■ JOB:
In the material below, find each line holding the string "平安工地" and copy it.

====== DATASET ROWS

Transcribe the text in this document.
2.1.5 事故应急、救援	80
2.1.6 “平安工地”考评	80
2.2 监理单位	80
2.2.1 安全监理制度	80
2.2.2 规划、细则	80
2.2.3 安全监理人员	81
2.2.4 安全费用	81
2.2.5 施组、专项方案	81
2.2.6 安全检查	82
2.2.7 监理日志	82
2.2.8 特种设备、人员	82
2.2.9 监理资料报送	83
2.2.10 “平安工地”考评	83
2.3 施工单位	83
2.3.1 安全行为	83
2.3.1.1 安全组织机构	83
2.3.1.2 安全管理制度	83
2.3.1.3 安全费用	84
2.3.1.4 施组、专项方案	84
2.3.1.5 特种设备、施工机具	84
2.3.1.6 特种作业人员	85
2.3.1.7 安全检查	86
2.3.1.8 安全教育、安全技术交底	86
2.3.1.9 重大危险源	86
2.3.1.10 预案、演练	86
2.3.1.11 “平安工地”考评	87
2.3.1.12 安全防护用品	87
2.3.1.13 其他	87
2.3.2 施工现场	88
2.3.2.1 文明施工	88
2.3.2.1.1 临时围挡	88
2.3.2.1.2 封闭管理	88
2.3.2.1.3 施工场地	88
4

============
====== DATASET ROWS

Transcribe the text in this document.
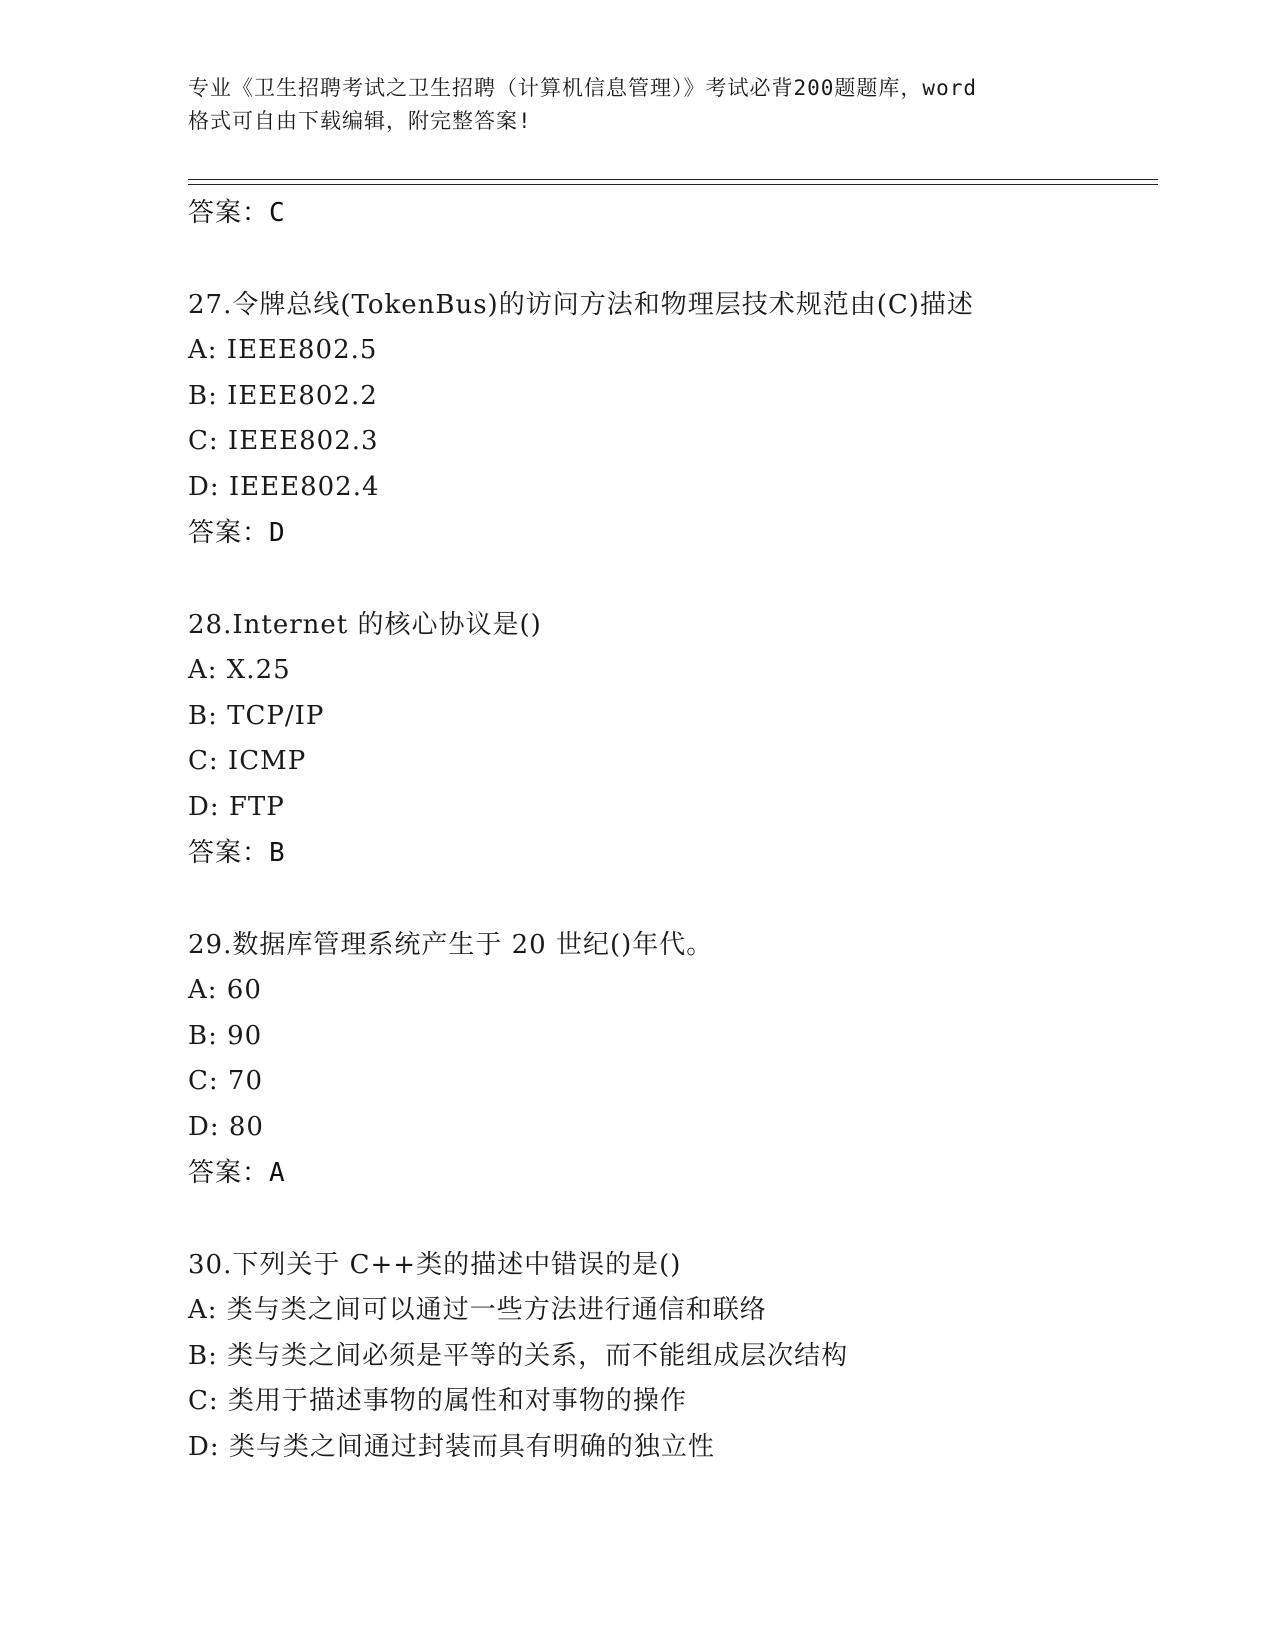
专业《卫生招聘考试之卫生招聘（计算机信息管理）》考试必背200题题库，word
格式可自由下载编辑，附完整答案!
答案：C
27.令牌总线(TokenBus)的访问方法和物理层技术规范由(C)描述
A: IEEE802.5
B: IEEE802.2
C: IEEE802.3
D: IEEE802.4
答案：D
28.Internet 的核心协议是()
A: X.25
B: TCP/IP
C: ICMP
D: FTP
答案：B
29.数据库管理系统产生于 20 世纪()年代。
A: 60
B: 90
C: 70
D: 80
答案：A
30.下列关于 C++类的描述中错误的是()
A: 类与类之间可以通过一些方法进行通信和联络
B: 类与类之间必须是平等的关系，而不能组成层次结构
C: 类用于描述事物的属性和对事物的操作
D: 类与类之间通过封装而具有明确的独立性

============

■ THE REPLY:
2.1.6 “平安工地”考评	80
2.2.10 “平安工地”考评	83
2.3.1.11 “平安工地”考评	87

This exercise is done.